Copy each of the items below exactly as it stands, with no changes.

(Saved entries)
====

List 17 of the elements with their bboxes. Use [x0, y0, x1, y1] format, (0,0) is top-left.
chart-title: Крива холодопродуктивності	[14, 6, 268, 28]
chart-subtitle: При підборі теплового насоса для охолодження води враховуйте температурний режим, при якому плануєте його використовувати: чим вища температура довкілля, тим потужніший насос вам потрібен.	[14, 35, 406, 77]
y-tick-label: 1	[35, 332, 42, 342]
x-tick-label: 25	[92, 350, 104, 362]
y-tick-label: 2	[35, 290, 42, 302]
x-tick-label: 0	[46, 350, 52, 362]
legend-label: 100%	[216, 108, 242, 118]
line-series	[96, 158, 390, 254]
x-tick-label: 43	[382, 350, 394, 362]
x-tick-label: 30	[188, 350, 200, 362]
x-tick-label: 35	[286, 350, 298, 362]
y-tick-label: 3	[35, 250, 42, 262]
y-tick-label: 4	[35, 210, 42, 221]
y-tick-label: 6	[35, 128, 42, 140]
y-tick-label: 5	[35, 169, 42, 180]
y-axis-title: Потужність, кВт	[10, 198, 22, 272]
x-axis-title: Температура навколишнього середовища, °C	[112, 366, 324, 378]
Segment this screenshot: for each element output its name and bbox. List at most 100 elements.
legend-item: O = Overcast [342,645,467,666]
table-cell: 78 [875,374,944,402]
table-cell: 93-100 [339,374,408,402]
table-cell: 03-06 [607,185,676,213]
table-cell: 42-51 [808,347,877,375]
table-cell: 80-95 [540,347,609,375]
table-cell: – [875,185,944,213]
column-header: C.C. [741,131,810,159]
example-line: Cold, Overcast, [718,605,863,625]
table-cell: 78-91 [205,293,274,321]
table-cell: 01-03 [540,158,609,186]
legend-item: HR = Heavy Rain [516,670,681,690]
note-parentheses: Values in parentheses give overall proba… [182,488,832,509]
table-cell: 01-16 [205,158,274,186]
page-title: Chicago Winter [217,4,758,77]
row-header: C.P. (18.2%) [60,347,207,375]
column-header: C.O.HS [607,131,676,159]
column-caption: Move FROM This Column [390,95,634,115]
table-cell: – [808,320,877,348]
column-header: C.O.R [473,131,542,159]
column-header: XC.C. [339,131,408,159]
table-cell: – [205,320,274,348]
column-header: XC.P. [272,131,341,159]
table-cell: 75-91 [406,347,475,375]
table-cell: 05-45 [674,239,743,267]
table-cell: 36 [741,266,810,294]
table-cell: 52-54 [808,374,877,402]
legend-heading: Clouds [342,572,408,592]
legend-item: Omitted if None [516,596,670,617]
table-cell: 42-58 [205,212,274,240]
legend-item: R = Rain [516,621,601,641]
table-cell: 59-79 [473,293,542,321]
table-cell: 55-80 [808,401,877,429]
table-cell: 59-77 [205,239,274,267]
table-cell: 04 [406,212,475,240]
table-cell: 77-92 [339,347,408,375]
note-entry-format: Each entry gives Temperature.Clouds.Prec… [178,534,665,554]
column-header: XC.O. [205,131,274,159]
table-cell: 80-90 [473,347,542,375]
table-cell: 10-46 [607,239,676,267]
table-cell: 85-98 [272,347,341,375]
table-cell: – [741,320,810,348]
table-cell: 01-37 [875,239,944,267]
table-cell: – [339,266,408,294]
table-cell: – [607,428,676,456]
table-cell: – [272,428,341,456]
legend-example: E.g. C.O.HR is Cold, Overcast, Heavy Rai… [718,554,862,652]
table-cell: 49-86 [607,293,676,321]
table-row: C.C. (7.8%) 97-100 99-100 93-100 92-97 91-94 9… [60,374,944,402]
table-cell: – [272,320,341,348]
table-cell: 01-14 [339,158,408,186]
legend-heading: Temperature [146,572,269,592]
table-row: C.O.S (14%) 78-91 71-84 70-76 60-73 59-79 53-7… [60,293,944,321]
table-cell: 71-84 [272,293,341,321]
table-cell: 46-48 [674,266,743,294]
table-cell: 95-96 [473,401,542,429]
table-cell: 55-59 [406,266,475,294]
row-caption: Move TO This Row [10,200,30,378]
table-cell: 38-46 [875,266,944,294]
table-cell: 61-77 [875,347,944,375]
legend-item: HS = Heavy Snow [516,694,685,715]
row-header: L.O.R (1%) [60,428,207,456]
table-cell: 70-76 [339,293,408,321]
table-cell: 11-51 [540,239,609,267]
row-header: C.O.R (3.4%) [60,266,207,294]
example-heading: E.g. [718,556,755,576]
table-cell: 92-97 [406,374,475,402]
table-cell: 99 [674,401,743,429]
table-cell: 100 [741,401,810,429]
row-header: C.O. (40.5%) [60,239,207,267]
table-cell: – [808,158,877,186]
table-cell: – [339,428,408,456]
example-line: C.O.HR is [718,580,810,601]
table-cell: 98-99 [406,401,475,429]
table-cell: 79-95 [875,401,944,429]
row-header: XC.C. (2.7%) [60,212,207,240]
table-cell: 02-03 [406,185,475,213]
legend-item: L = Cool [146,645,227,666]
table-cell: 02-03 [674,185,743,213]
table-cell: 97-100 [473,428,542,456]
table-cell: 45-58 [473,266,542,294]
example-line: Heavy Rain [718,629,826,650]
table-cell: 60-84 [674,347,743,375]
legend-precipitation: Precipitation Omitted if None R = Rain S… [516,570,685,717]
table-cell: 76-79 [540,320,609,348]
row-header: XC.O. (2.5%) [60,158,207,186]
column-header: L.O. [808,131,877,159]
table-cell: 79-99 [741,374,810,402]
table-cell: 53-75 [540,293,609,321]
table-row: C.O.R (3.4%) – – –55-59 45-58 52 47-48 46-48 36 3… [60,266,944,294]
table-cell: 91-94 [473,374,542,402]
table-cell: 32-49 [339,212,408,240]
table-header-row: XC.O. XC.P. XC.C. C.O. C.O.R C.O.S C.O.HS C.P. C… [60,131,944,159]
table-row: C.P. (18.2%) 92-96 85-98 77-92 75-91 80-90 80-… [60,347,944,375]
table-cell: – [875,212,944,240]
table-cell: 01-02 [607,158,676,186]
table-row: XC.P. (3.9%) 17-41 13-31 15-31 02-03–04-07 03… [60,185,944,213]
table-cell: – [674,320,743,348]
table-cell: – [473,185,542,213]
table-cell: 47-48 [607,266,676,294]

====

▶ [Result of the exercise]
List 17 of the elements with their bboxes. Use [x0, y0, x1, y1] format, (0,0) is top-left.
chart-title: Крива холодопродуктивності	[14, 6, 268, 28]
chart-subtitle: При підборі теплового насоса для охолодження води враховуйте температурний режим, при якому плануєте його використовувати: чим вища температура довкілля, тим потужніший насос вам потрібен.	[14, 35, 406, 77]
y-tick-label: 1	[35, 332, 42, 342]
x-tick-label: 25	[92, 350, 104, 362]
y-tick-label: 2	[35, 290, 42, 302]
x-tick-label: 0	[46, 350, 52, 362]
legend-label: 100%	[216, 108, 242, 118]
line-series	[96, 158, 390, 254]
x-tick-label: 43	[382, 350, 394, 362]
x-tick-label: 30	[188, 350, 200, 362]
x-tick-label: 35	[286, 350, 298, 362]
y-tick-label: 3	[35, 250, 42, 262]
y-tick-label: 4	[35, 210, 42, 221]
y-tick-label: 6	[35, 128, 42, 140]
y-tick-label: 5	[35, 169, 42, 180]
y-axis-title: Потужність, кВт	[10, 198, 22, 272]
x-axis-title: Температура навколишнього середовища, °C	[112, 366, 324, 378]
Segment this screenshot: for each element output its name and bbox. List at most 100 elements.
legend-item: O = Overcast [342,645,467,666]
table-cell: 78 [875,374,944,402]
table-cell: 93-100 [339,374,408,402]
table-cell: 03-06 [607,185,676,213]
table-cell: 42-51 [808,347,877,375]
table-cell: 80-95 [540,347,609,375]
table-cell: – [875,185,944,213]
column-header: C.C. [741,131,810,159]
example-line: Cold, Overcast, [718,605,863,625]
table-cell: 78-91 [205,293,274,321]
table-cell: 01-03 [540,158,609,186]
legend-item: HR = Heavy Rain [516,670,681,690]
note-parentheses: Values in parentheses give overall proba… [182,488,832,509]
table-cell: 01-16 [205,158,274,186]
page-title: Chicago Winter [217,4,758,77]
row-header: C.P. (18.2%) [60,347,207,375]
column-header: C.O.HS [607,131,676,159]
column-caption: Move FROM This Column [390,95,634,115]
table-cell: – [808,320,877,348]
column-header: C.O.R [473,131,542,159]
column-header: XC.C. [339,131,408,159]
table-cell: – [205,320,274,348]
column-header: XC.P. [272,131,341,159]
table-cell: 75-91 [406,347,475,375]
table-cell: 05-45 [674,239,743,267]
table-cell: 36 [741,266,810,294]
table-cell: 52-54 [808,374,877,402]
legend-heading: Clouds [342,572,408,592]
legend-item: Omitted if None [516,596,670,617]
table-cell: 42-58 [205,212,274,240]
legend-item: R = Rain [516,621,601,641]
table-cell: 59-79 [473,293,542,321]
table-cell: 55-80 [808,401,877,429]
table-cell: 59-77 [205,239,274,267]
table-cell: 04 [406,212,475,240]
table-cell: 77-92 [339,347,408,375]
note-entry-format: Each entry gives Temperature.Clouds.Prec… [178,534,665,554]
column-header: XC.O. [205,131,274,159]
table-cell: 80-90 [473,347,542,375]
table-cell: 10-46 [607,239,676,267]
table-cell: 85-98 [272,347,341,375]
table-cell: – [741,320,810,348]
table-cell: 01-37 [875,239,944,267]
table-cell: – [339,266,408,294]
table-cell: – [607,428,676,456]
table-cell: – [272,428,341,456]
legend-example: E.g. C.O.HR is Cold, Overcast, Heavy Rai… [718,554,862,652]
table-cell: 49-86 [607,293,676,321]
table-row: C.C. (7.8%) 97-100 99-100 93-100 92-97 91-94 9… [60,374,944,402]
table-cell: – [272,320,341,348]
table-cell: 01-14 [339,158,408,186]
legend-heading: Temperature [146,572,269,592]
table-row: C.O.S (14%) 78-91 71-84 70-76 60-73 59-79 53-7… [60,293,944,321]
table-cell: 71-84 [272,293,341,321]
table-cell: 46-48 [674,266,743,294]
table-cell: 95-96 [473,401,542,429]
table-cell: 55-59 [406,266,475,294]
row-caption: Move TO This Row [10,200,30,378]
table-cell: 38-46 [875,266,944,294]
table-cell: 61-77 [875,347,944,375]
legend-item: HS = Heavy Snow [516,694,685,715]
row-header: L.O.R (1%) [60,428,207,456]
table-cell: 70-76 [339,293,408,321]
table-cell: 11-51 [540,239,609,267]
row-header: C.O.R (3.4%) [60,266,207,294]
example-heading: E.g. [718,556,755,576]
table-cell: 92-97 [406,374,475,402]
table-cell: 99 [674,401,743,429]
table-cell: 100 [741,401,810,429]
row-header: C.O. (40.5%) [60,239,207,267]
table-cell: – [808,158,877,186]
table-cell: – [339,428,408,456]
example-line: C.O.HR is [718,580,810,601]
table-cell: 98-99 [406,401,475,429]
table-cell: 79-95 [875,401,944,429]
row-header: XC.C. (2.7%) [60,212,207,240]
table-cell: 02-03 [406,185,475,213]
legend-item: L = Cool [146,645,227,666]
table-cell: 02-03 [674,185,743,213]
table-cell: 97-100 [473,428,542,456]
table-cell: 45-58 [473,266,542,294]
example-line: Heavy Rain [718,629,826,650]
table-cell: 60-84 [674,347,743,375]
legend-precipitation: Precipitation Omitted if None R = Rain S… [516,570,685,717]
table-cell: 76-79 [540,320,609,348]
row-header: XC.O. (2.5%) [60,158,207,186]
column-header: L.O. [808,131,877,159]
table-cell: 79-99 [741,374,810,402]
table-cell: 53-75 [540,293,609,321]
table-row: C.O.R (3.4%) – – –55-59 45-58 52 47-48 46-48 36 3… [60,266,944,294]
table-cell: 91-94 [473,374,542,402]
table-cell: 32-49 [339,212,408,240]
table-header-row: XC.O. XC.P. XC.C. C.O. C.O.R C.O.S C.O.HS C.P. C… [60,131,944,159]
table-row: C.P. (18.2%) 92-96 85-98 77-92 75-91 80-90 80-… [60,347,944,375]
table-cell: – [875,212,944,240]
table-cell: 01-02 [607,158,676,186]
table-row: XC.P. (3.9%) 17-41 13-31 15-31 02-03–04-07 03… [60,185,944,213]
table-cell: – [674,320,743,348]
table-cell: – [473,185,542,213]
table-cell: 47-48 [607,266,676,294]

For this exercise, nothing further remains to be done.